AIM: Reproduce word for word the passage of the interview excerpt from "Oaster: Yes. The" to "reckon with that?".

SELECTED TEXT:
Oaster: There’s a variety of stories that I’ve heard on that. And I think that’s part of the reason that we use the phrase “time immemorial,” is we don’t know how long ago this was, we don’t have a firm date. A lot of the Native people that I’ve spoken to, including Paulette Steeves, don’t seem too hung up on having a precise date. I’m sure it would probably be nice, eventually, to know that. But for a lot of Native people, I think it’s kind of beside the point. The point is really just to say that our cultures are very, very old. And part of that is because of the legitimacy and the sophistication of those cultures that gets lost when people are told in schools that Natives came here recently,

Miller: That’s what gets lost, you’re saying, when the lesson is that Native peoples came here recently, 12,000 years in that case being recent compared to 20,000 years, or much further back.

Oaster: Yes. The phrase, it’s sort of saying like we’ve been here since the dawn of human memory, or our communities have been here since communities began to exist. And we may not know exactly when that was, but as Paulette Steeves said, it’s certainly a lot longer than 12,000 years.

Miller: To me, one of the striking aspects of the phrase is that, while it includes this word “immemorial,” that means beyond or before memory, we’re also talking about aspects of oral history that are versions of passed on memory. How do you reckon with that?

Oaster: Reckon with passing on memory?

Miller: With the phrase “immemorial,” when there are aspects of memory that we’re also talking about, often in an oral tradition, that greatly precede the land bridge, for example, that take that into account in some kind of tradition or story?

Oaster: I think it comes down a lot of times to how memory is preserved. In Western society, we tend to think of writing as the most legitimate way to preserve memory or fact, or documentation otherwise, writing being kind of the primary form of documentation.

Oral documentation is oftentimes dismissed in Western culture. But it’s important that people can make the distinction between an oral history and a casual retelling of a story or events. When I was talking to Phil Deloria, he was saying these aren’t games of telephone, these are cultural stories that were memorized. They were told and retold again and again under the careful instruction of elders. And they were recited with a sense of responsibility to the community. And that’s how we preserved these memories, or how our ancestors did. From a Native view, that’s a legitimate form of documentation. So that comes down to a very deep cultural difference.

But of course now since the footprints were found near White Sands, New Mexico a few years back, I think that was in 2021, those footprints are 20,000 years old. So now, Western science is coming around and saying OK, so there were people here. We don’t know who they were, we don’t know where they came from or how they got here, but somebody was here at least 20,000 years ago. So it’s one of these situations where it’s like Western science is kind of starting to catch up a little bit to Native teachings, and Native teachings are showing this different form of historical record and preservation.

Miller: You may be getting to this, but what have you come to see as a connection between this phrase, these two simple words, “time immemorial,” and native sovereignty or dignity?

PROVIDED MATERIAL:
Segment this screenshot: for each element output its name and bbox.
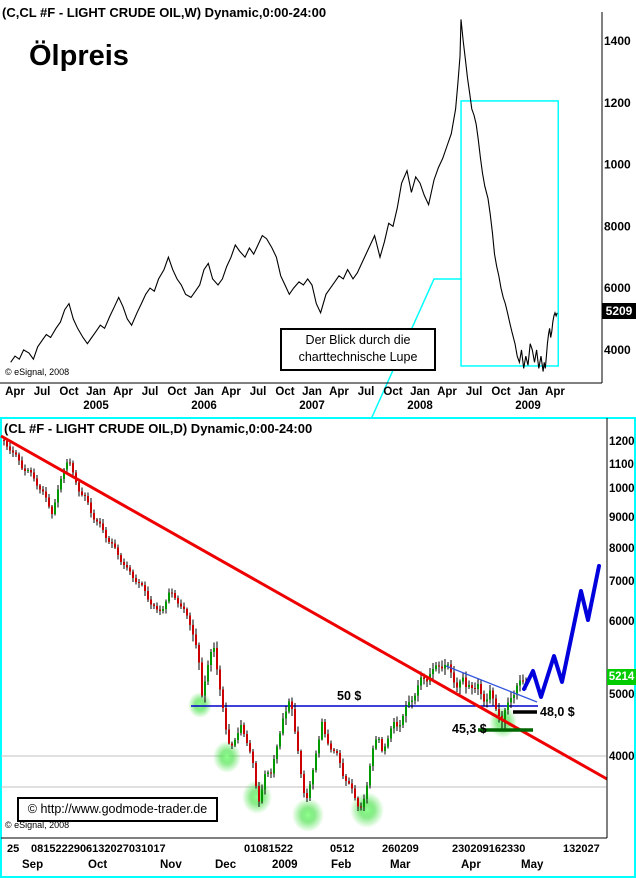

ANSWER:
Oaster: Yes. The phrase, it’s sort of saying like we’ve been here since the dawn of human memory, or our communities have been here since communities began to exist. And we may not know exactly when that was, but as Paulette Steeves said, it’s certainly a lot longer than 12,000 years.

Miller: To me, one of the striking aspects of the phrase is that, while it includes this word “immemorial,” that means beyond or before memory, we’re also talking about aspects of oral history that are versions of passed on memory. How do you reckon with that?